## Task details
Count the lines below that contain the word "text", and report only that number.

Figure dataset records
:::::

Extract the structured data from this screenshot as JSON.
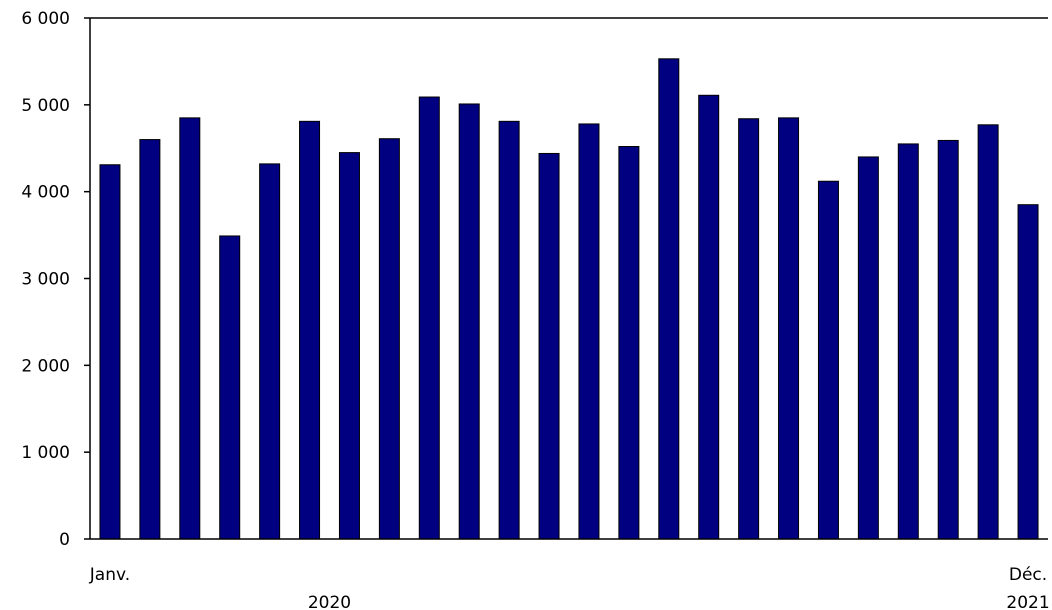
{
  "chart_data": {
    "type": "bar",
    "title": "",
    "xlabel": "",
    "ylabel": "",
    "ylim": [
      0,
      6000
    ],
    "yticks": [
      0,
      1000,
      2000,
      3000,
      4000,
      5000,
      6000
    ],
    "ytick_labels": [
      "0",
      "1 000",
      "2 000",
      "3 000",
      "4 000",
      "5 000",
      "6 000"
    ],
    "x_tick_labels": {
      "first_month": "Janv.",
      "last_month": "Déc.",
      "year_first": "2020",
      "year_last": "2021"
    },
    "categories": [
      "2020-01",
      "2020-02",
      "2020-03",
      "2020-04",
      "2020-05",
      "2020-06",
      "2020-07",
      "2020-08",
      "2020-09",
      "2020-10",
      "2020-11",
      "2020-12",
      "2021-01",
      "2021-02",
      "2021-03",
      "2021-04",
      "2021-05",
      "2021-06",
      "2021-07",
      "2021-08",
      "2021-09",
      "2021-10",
      "2021-11",
      "2021-12"
    ],
    "values": [
      4310,
      4600,
      4850,
      3490,
      4320,
      4810,
      4450,
      4610,
      5090,
      5010,
      4810,
      4440,
      4780,
      4520,
      5530,
      5110,
      4840,
      4850,
      4120,
      4400,
      4550,
      4590,
      4770,
      3850
    ],
    "bar_color": "#000080",
    "grid": false
  }
}
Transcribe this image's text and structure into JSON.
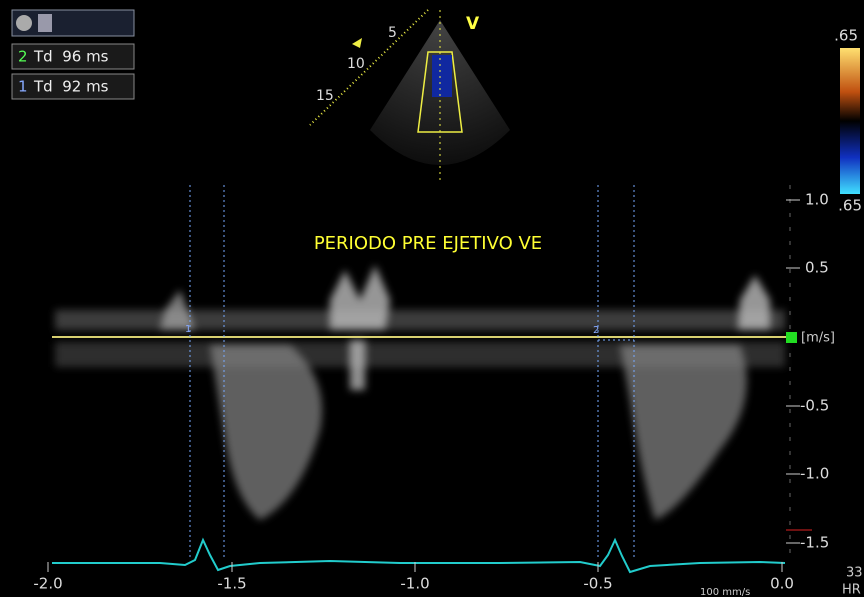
{
  "measurements": [
    {
      "index": "2",
      "text": "Td  96 ms"
    },
    {
      "index": "1",
      "text": "Td  92 ms"
    }
  ],
  "sector": {
    "view_label": "V",
    "depth_labels": [
      "5",
      "10",
      "15"
    ]
  },
  "color_scale": {
    "top": ".65",
    "bottom": ".65"
  },
  "annotation": "PERIODO PRE EJETIVO VE",
  "velocity_scale": {
    "labels": [
      "1.0",
      "0.5",
      "-0.5",
      "-1.0",
      "-1.5"
    ],
    "unit": "[m/s]"
  },
  "time_scale": {
    "labels": [
      "-2.0",
      "-1.5",
      "-1.0",
      "-0.5",
      "0.0"
    ],
    "sweep": "100 mm/s"
  },
  "markers": [
    "1",
    "2"
  ],
  "heart_rate": {
    "value": "33",
    "label": "HR"
  }
}
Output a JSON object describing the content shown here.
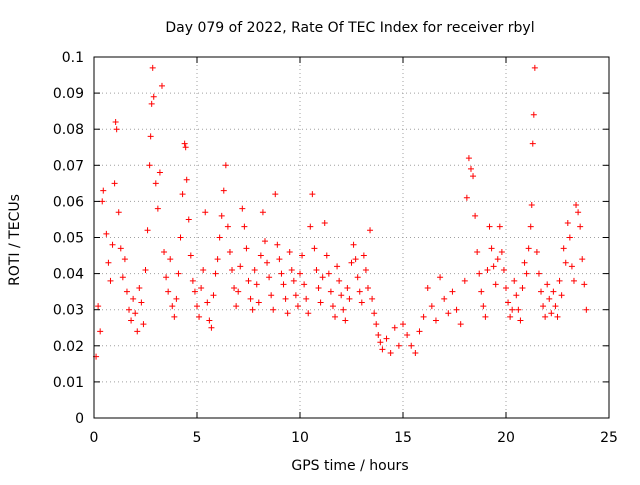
{
  "chart_data": {
    "type": "scatter",
    "title": "Day 079 of 2022, Rate Of TEC Index for receiver rbyl",
    "xlabel": "GPS time / hours",
    "ylabel": "ROTI / TECUs",
    "xlim": [
      0,
      25
    ],
    "ylim": [
      0,
      0.1
    ],
    "x_ticks": [
      0,
      5,
      10,
      15,
      20,
      25
    ],
    "x_tick_labels": [
      "0",
      "5",
      "10",
      "15",
      "20",
      "25"
    ],
    "y_ticks": [
      0,
      0.01,
      0.02,
      0.03,
      0.04,
      0.05,
      0.06,
      0.07,
      0.08,
      0.09,
      0.1
    ],
    "y_tick_labels": [
      "0",
      "0.01",
      "0.02",
      "0.03",
      "0.04",
      "0.05",
      "0.06",
      "0.07",
      "0.08",
      "0.09",
      "0.1"
    ],
    "grid": true,
    "marker": "+",
    "marker_color": "#ff0000",
    "series": [
      {
        "name": "ROTI",
        "points": [
          [
            0.1,
            0.017
          ],
          [
            0.2,
            0.031
          ],
          [
            0.3,
            0.024
          ],
          [
            0.4,
            0.06
          ],
          [
            0.45,
            0.063
          ],
          [
            0.6,
            0.051
          ],
          [
            0.7,
            0.043
          ],
          [
            0.8,
            0.038
          ],
          [
            0.9,
            0.048
          ],
          [
            1.0,
            0.065
          ],
          [
            1.05,
            0.082
          ],
          [
            1.1,
            0.08
          ],
          [
            1.2,
            0.057
          ],
          [
            1.3,
            0.047
          ],
          [
            1.4,
            0.039
          ],
          [
            1.5,
            0.044
          ],
          [
            1.6,
            0.035
          ],
          [
            1.7,
            0.03
          ],
          [
            1.8,
            0.027
          ],
          [
            1.9,
            0.033
          ],
          [
            2.0,
            0.029
          ],
          [
            2.1,
            0.024
          ],
          [
            2.2,
            0.036
          ],
          [
            2.3,
            0.032
          ],
          [
            2.4,
            0.026
          ],
          [
            2.5,
            0.041
          ],
          [
            2.6,
            0.052
          ],
          [
            2.7,
            0.07
          ],
          [
            2.75,
            0.078
          ],
          [
            2.8,
            0.087
          ],
          [
            2.85,
            0.097
          ],
          [
            2.9,
            0.089
          ],
          [
            3.0,
            0.065
          ],
          [
            3.1,
            0.058
          ],
          [
            3.2,
            0.068
          ],
          [
            3.3,
            0.092
          ],
          [
            3.4,
            0.046
          ],
          [
            3.5,
            0.039
          ],
          [
            3.6,
            0.035
          ],
          [
            3.7,
            0.044
          ],
          [
            3.8,
            0.031
          ],
          [
            3.9,
            0.028
          ],
          [
            4.0,
            0.033
          ],
          [
            4.1,
            0.04
          ],
          [
            4.2,
            0.05
          ],
          [
            4.3,
            0.062
          ],
          [
            4.4,
            0.076
          ],
          [
            4.45,
            0.075
          ],
          [
            4.5,
            0.066
          ],
          [
            4.6,
            0.055
          ],
          [
            4.7,
            0.045
          ],
          [
            4.8,
            0.038
          ],
          [
            4.9,
            0.035
          ],
          [
            5.0,
            0.031
          ],
          [
            5.1,
            0.028
          ],
          [
            5.2,
            0.036
          ],
          [
            5.3,
            0.041
          ],
          [
            5.4,
            0.057
          ],
          [
            5.5,
            0.032
          ],
          [
            5.6,
            0.027
          ],
          [
            5.7,
            0.025
          ],
          [
            5.8,
            0.034
          ],
          [
            5.9,
            0.04
          ],
          [
            6.0,
            0.044
          ],
          [
            6.1,
            0.05
          ],
          [
            6.2,
            0.056
          ],
          [
            6.3,
            0.063
          ],
          [
            6.4,
            0.07
          ],
          [
            6.5,
            0.053
          ],
          [
            6.6,
            0.046
          ],
          [
            6.7,
            0.041
          ],
          [
            6.8,
            0.036
          ],
          [
            6.9,
            0.031
          ],
          [
            7.0,
            0.035
          ],
          [
            7.1,
            0.042
          ],
          [
            7.2,
            0.058
          ],
          [
            7.3,
            0.053
          ],
          [
            7.4,
            0.047
          ],
          [
            7.5,
            0.038
          ],
          [
            7.6,
            0.033
          ],
          [
            7.7,
            0.03
          ],
          [
            7.8,
            0.041
          ],
          [
            7.9,
            0.037
          ],
          [
            8.0,
            0.032
          ],
          [
            8.1,
            0.045
          ],
          [
            8.2,
            0.057
          ],
          [
            8.3,
            0.049
          ],
          [
            8.4,
            0.043
          ],
          [
            8.5,
            0.039
          ],
          [
            8.6,
            0.034
          ],
          [
            8.7,
            0.03
          ],
          [
            8.8,
            0.062
          ],
          [
            8.9,
            0.048
          ],
          [
            9.0,
            0.044
          ],
          [
            9.1,
            0.04
          ],
          [
            9.2,
            0.037
          ],
          [
            9.3,
            0.033
          ],
          [
            9.4,
            0.029
          ],
          [
            9.5,
            0.046
          ],
          [
            9.6,
            0.041
          ],
          [
            9.7,
            0.038
          ],
          [
            9.8,
            0.034
          ],
          [
            9.9,
            0.031
          ],
          [
            10.0,
            0.04
          ],
          [
            10.1,
            0.045
          ],
          [
            10.2,
            0.037
          ],
          [
            10.3,
            0.033
          ],
          [
            10.4,
            0.029
          ],
          [
            10.5,
            0.053
          ],
          [
            10.6,
            0.062
          ],
          [
            10.7,
            0.047
          ],
          [
            10.8,
            0.041
          ],
          [
            10.9,
            0.036
          ],
          [
            11.0,
            0.032
          ],
          [
            11.1,
            0.039
          ],
          [
            11.2,
            0.054
          ],
          [
            11.3,
            0.045
          ],
          [
            11.4,
            0.04
          ],
          [
            11.5,
            0.035
          ],
          [
            11.6,
            0.031
          ],
          [
            11.7,
            0.028
          ],
          [
            11.8,
            0.042
          ],
          [
            11.9,
            0.038
          ],
          [
            12.0,
            0.034
          ],
          [
            12.1,
            0.03
          ],
          [
            12.2,
            0.027
          ],
          [
            12.3,
            0.036
          ],
          [
            12.4,
            0.033
          ],
          [
            12.5,
            0.043
          ],
          [
            12.6,
            0.048
          ],
          [
            12.7,
            0.044
          ],
          [
            12.8,
            0.039
          ],
          [
            12.9,
            0.035
          ],
          [
            13.0,
            0.032
          ],
          [
            13.1,
            0.045
          ],
          [
            13.2,
            0.041
          ],
          [
            13.3,
            0.036
          ],
          [
            13.4,
            0.052
          ],
          [
            13.5,
            0.033
          ],
          [
            13.6,
            0.029
          ],
          [
            13.7,
            0.026
          ],
          [
            13.8,
            0.023
          ],
          [
            13.9,
            0.021
          ],
          [
            14.0,
            0.019
          ],
          [
            14.2,
            0.022
          ],
          [
            14.4,
            0.018
          ],
          [
            14.6,
            0.025
          ],
          [
            14.8,
            0.02
          ],
          [
            15.0,
            0.026
          ],
          [
            15.2,
            0.023
          ],
          [
            15.4,
            0.02
          ],
          [
            15.6,
            0.018
          ],
          [
            15.8,
            0.024
          ],
          [
            16.0,
            0.028
          ],
          [
            16.2,
            0.036
          ],
          [
            16.4,
            0.031
          ],
          [
            16.6,
            0.027
          ],
          [
            16.8,
            0.039
          ],
          [
            17.0,
            0.033
          ],
          [
            17.2,
            0.029
          ],
          [
            17.4,
            0.035
          ],
          [
            17.6,
            0.03
          ],
          [
            17.8,
            0.026
          ],
          [
            18.0,
            0.038
          ],
          [
            18.1,
            0.061
          ],
          [
            18.2,
            0.072
          ],
          [
            18.3,
            0.069
          ],
          [
            18.4,
            0.067
          ],
          [
            18.5,
            0.056
          ],
          [
            18.6,
            0.046
          ],
          [
            18.7,
            0.04
          ],
          [
            18.8,
            0.035
          ],
          [
            18.9,
            0.031
          ],
          [
            19.0,
            0.028
          ],
          [
            19.1,
            0.041
          ],
          [
            19.2,
            0.053
          ],
          [
            19.3,
            0.047
          ],
          [
            19.4,
            0.042
          ],
          [
            19.5,
            0.037
          ],
          [
            19.6,
            0.044
          ],
          [
            19.7,
            0.053
          ],
          [
            19.8,
            0.046
          ],
          [
            19.9,
            0.041
          ],
          [
            20.0,
            0.036
          ],
          [
            20.1,
            0.032
          ],
          [
            20.2,
            0.028
          ],
          [
            20.3,
            0.03
          ],
          [
            20.4,
            0.038
          ],
          [
            20.5,
            0.034
          ],
          [
            20.6,
            0.03
          ],
          [
            20.7,
            0.027
          ],
          [
            20.8,
            0.036
          ],
          [
            20.9,
            0.043
          ],
          [
            21.0,
            0.04
          ],
          [
            21.1,
            0.047
          ],
          [
            21.2,
            0.053
          ],
          [
            21.25,
            0.059
          ],
          [
            21.3,
            0.076
          ],
          [
            21.35,
            0.084
          ],
          [
            21.4,
            0.097
          ],
          [
            21.5,
            0.046
          ],
          [
            21.6,
            0.04
          ],
          [
            21.7,
            0.035
          ],
          [
            21.8,
            0.031
          ],
          [
            21.9,
            0.028
          ],
          [
            22.0,
            0.037
          ],
          [
            22.1,
            0.033
          ],
          [
            22.2,
            0.029
          ],
          [
            22.3,
            0.035
          ],
          [
            22.4,
            0.031
          ],
          [
            22.5,
            0.028
          ],
          [
            22.6,
            0.038
          ],
          [
            22.7,
            0.034
          ],
          [
            22.8,
            0.047
          ],
          [
            22.9,
            0.043
          ],
          [
            23.0,
            0.054
          ],
          [
            23.1,
            0.05
          ],
          [
            23.2,
            0.042
          ],
          [
            23.3,
            0.038
          ],
          [
            23.4,
            0.059
          ],
          [
            23.5,
            0.057
          ],
          [
            23.6,
            0.053
          ],
          [
            23.7,
            0.044
          ],
          [
            23.8,
            0.037
          ],
          [
            23.9,
            0.03
          ]
        ]
      }
    ]
  }
}
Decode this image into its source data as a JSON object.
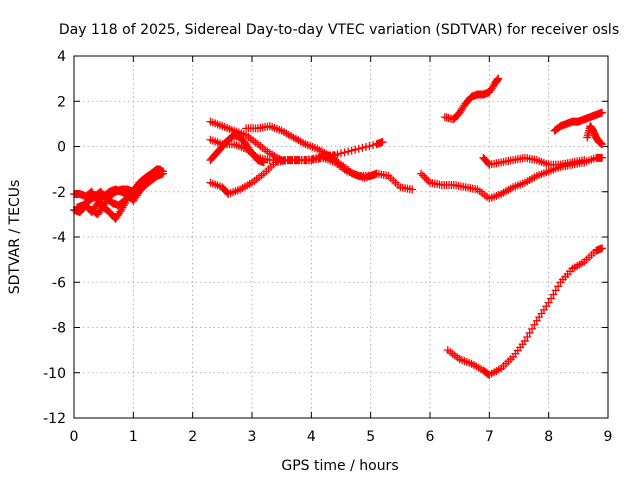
{
  "chart_data": {
    "type": "scatter",
    "title": "Day 118 of 2025, Sidereal Day-to-day VTEC variation (SDTVAR) for receiver osls",
    "xlabel": "GPS time / hours",
    "ylabel": "SDTVAR / TECUs",
    "xlim": [
      0,
      9
    ],
    "ylim": [
      -12,
      4
    ],
    "xticks": [
      0,
      1,
      2,
      3,
      4,
      5,
      6,
      7,
      8,
      9
    ],
    "yticks": [
      -12,
      -10,
      -8,
      -6,
      -4,
      -2,
      0,
      2,
      4
    ],
    "grid": true,
    "marker": "plus",
    "color": "#ff0000",
    "series": [
      {
        "points": [
          [
            0.0,
            -2.8
          ],
          [
            0.1,
            -2.9
          ],
          [
            0.2,
            -2.6
          ],
          [
            0.3,
            -2.9
          ],
          [
            0.4,
            -2.5
          ],
          [
            0.5,
            -2.7
          ],
          [
            0.6,
            -2.9
          ],
          [
            0.7,
            -3.2
          ],
          [
            0.8,
            -2.8
          ],
          [
            0.9,
            -2.3
          ],
          [
            1.0,
            -2.0
          ],
          [
            1.1,
            -1.6
          ],
          [
            1.2,
            -1.4
          ],
          [
            1.3,
            -1.2
          ],
          [
            1.4,
            -1.0
          ],
          [
            1.5,
            -1.1
          ]
        ]
      },
      {
        "points": [
          [
            0.0,
            -2.1
          ],
          [
            0.1,
            -2.1
          ],
          [
            0.2,
            -2.2
          ],
          [
            0.3,
            -2.0
          ],
          [
            0.4,
            -2.4
          ],
          [
            0.5,
            -2.2
          ],
          [
            0.6,
            -2.0
          ],
          [
            0.7,
            -1.9
          ],
          [
            0.8,
            -2.0
          ],
          [
            0.9,
            -2.1
          ],
          [
            1.0,
            -2.4
          ],
          [
            1.1,
            -2.0
          ],
          [
            1.2,
            -1.7
          ],
          [
            1.3,
            -1.5
          ],
          [
            1.4,
            -1.3
          ],
          [
            1.5,
            -1.2
          ]
        ]
      },
      {
        "points": [
          [
            0.05,
            -2.7
          ],
          [
            0.15,
            -2.6
          ],
          [
            0.25,
            -2.4
          ],
          [
            0.35,
            -2.2
          ],
          [
            0.45,
            -2.0
          ],
          [
            0.55,
            -2.3
          ],
          [
            0.65,
            -2.5
          ],
          [
            0.75,
            -2.6
          ],
          [
            0.85,
            -2.4
          ],
          [
            0.95,
            -2.1
          ],
          [
            1.05,
            -1.8
          ],
          [
            1.15,
            -1.5
          ],
          [
            1.25,
            -1.3
          ],
          [
            1.35,
            -1.2
          ],
          [
            1.45,
            -1.0
          ]
        ]
      },
      {
        "points": [
          [
            0.3,
            -2.8
          ],
          [
            0.4,
            -3.0
          ],
          [
            0.5,
            -2.6
          ],
          [
            0.6,
            -2.2
          ],
          [
            0.7,
            -2.0
          ],
          [
            0.8,
            -1.9
          ],
          [
            0.9,
            -1.9
          ],
          [
            1.0,
            -2.0
          ],
          [
            1.1,
            -1.9
          ],
          [
            1.2,
            -1.7
          ]
        ]
      },
      {
        "points": [
          [
            2.3,
            1.1
          ],
          [
            2.5,
            0.9
          ],
          [
            2.7,
            0.7
          ],
          [
            2.9,
            0.5
          ],
          [
            3.1,
            0.1
          ],
          [
            3.3,
            -0.3
          ],
          [
            3.5,
            -0.6
          ],
          [
            3.8,
            -0.6
          ],
          [
            4.0,
            -0.6
          ],
          [
            4.2,
            -0.5
          ],
          [
            4.5,
            -0.3
          ],
          [
            4.8,
            -0.1
          ],
          [
            5.1,
            0.1
          ],
          [
            5.2,
            0.2
          ]
        ]
      },
      {
        "points": [
          [
            2.3,
            0.3
          ],
          [
            2.5,
            0.1
          ],
          [
            2.7,
            0.1
          ],
          [
            2.9,
            -0.1
          ],
          [
            3.1,
            -0.5
          ],
          [
            3.3,
            -0.6
          ],
          [
            3.6,
            -0.6
          ],
          [
            3.9,
            -0.6
          ],
          [
            4.2,
            -0.5
          ],
          [
            4.4,
            -0.7
          ],
          [
            4.6,
            -1.1
          ],
          [
            4.8,
            -1.3
          ],
          [
            5.0,
            -1.3
          ],
          [
            5.1,
            -1.2
          ]
        ]
      },
      {
        "points": [
          [
            2.3,
            -0.6
          ],
          [
            2.4,
            -0.3
          ],
          [
            2.5,
            0.0
          ],
          [
            2.6,
            0.3
          ],
          [
            2.7,
            0.5
          ],
          [
            2.8,
            0.4
          ],
          [
            2.9,
            0.1
          ],
          [
            3.0,
            -0.3
          ],
          [
            3.1,
            -0.6
          ],
          [
            3.2,
            -0.7
          ]
        ]
      },
      {
        "points": [
          [
            2.3,
            -1.6
          ],
          [
            2.5,
            -1.8
          ],
          [
            2.6,
            -2.1
          ],
          [
            2.8,
            -1.9
          ],
          [
            3.0,
            -1.6
          ],
          [
            3.2,
            -1.2
          ],
          [
            3.4,
            -0.7
          ],
          [
            3.6,
            -0.6
          ],
          [
            3.8,
            -0.6
          ],
          [
            4.0,
            -0.6
          ],
          [
            4.2,
            -0.4
          ],
          [
            4.4,
            -0.4
          ]
        ]
      },
      {
        "points": [
          [
            2.9,
            0.8
          ],
          [
            3.1,
            0.8
          ],
          [
            3.3,
            0.9
          ],
          [
            3.5,
            0.7
          ],
          [
            3.7,
            0.4
          ],
          [
            3.9,
            0.1
          ],
          [
            4.1,
            -0.1
          ],
          [
            4.3,
            -0.4
          ],
          [
            4.5,
            -0.8
          ],
          [
            4.7,
            -1.2
          ],
          [
            4.9,
            -1.4
          ],
          [
            5.1,
            -1.2
          ],
          [
            5.3,
            -1.3
          ],
          [
            5.5,
            -1.8
          ],
          [
            5.7,
            -1.9
          ]
        ]
      },
      {
        "points": [
          [
            5.85,
            -1.2
          ],
          [
            6.0,
            -1.6
          ],
          [
            6.2,
            -1.7
          ],
          [
            6.4,
            -1.7
          ],
          [
            6.6,
            -1.8
          ],
          [
            6.8,
            -1.9
          ],
          [
            7.0,
            -2.3
          ],
          [
            7.2,
            -2.1
          ],
          [
            7.4,
            -1.8
          ],
          [
            7.6,
            -1.6
          ],
          [
            7.8,
            -1.3
          ],
          [
            8.0,
            -1.1
          ],
          [
            8.2,
            -0.9
          ],
          [
            8.4,
            -0.8
          ],
          [
            8.6,
            -0.7
          ],
          [
            8.8,
            -0.5
          ],
          [
            8.9,
            -0.5
          ]
        ]
      },
      {
        "points": [
          [
            6.9,
            -0.5
          ],
          [
            7.0,
            -0.8
          ],
          [
            7.2,
            -0.7
          ],
          [
            7.4,
            -0.6
          ],
          [
            7.6,
            -0.5
          ],
          [
            7.8,
            -0.6
          ],
          [
            8.0,
            -0.8
          ],
          [
            8.2,
            -0.8
          ],
          [
            8.4,
            -0.7
          ],
          [
            8.6,
            -0.6
          ]
        ]
      },
      {
        "points": [
          [
            6.25,
            1.3
          ],
          [
            6.4,
            1.2
          ],
          [
            6.5,
            1.5
          ],
          [
            6.6,
            1.9
          ],
          [
            6.7,
            2.2
          ],
          [
            6.8,
            2.3
          ],
          [
            6.9,
            2.3
          ],
          [
            7.0,
            2.4
          ],
          [
            7.1,
            2.8
          ],
          [
            7.15,
            3.0
          ]
        ]
      },
      {
        "points": [
          [
            8.1,
            0.7
          ],
          [
            8.2,
            0.9
          ],
          [
            8.3,
            1.0
          ],
          [
            8.4,
            1.1
          ],
          [
            8.5,
            1.1
          ],
          [
            8.6,
            1.2
          ],
          [
            8.7,
            1.3
          ],
          [
            8.8,
            1.4
          ],
          [
            8.9,
            1.5
          ]
        ]
      },
      {
        "points": [
          [
            8.65,
            0.4
          ],
          [
            8.7,
            0.9
          ],
          [
            8.75,
            0.7
          ],
          [
            8.8,
            0.4
          ],
          [
            8.85,
            0.2
          ],
          [
            8.9,
            0.1
          ]
        ]
      },
      {
        "points": [
          [
            6.3,
            -9.0
          ],
          [
            6.5,
            -9.4
          ],
          [
            6.7,
            -9.6
          ],
          [
            6.9,
            -9.9
          ],
          [
            7.0,
            -10.1
          ],
          [
            7.2,
            -9.8
          ],
          [
            7.4,
            -9.3
          ],
          [
            7.6,
            -8.6
          ],
          [
            7.8,
            -7.7
          ],
          [
            8.0,
            -6.9
          ],
          [
            8.2,
            -6.0
          ],
          [
            8.4,
            -5.4
          ],
          [
            8.6,
            -5.1
          ],
          [
            8.8,
            -4.6
          ],
          [
            8.9,
            -4.5
          ]
        ]
      }
    ]
  }
}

:::::

## Output below
3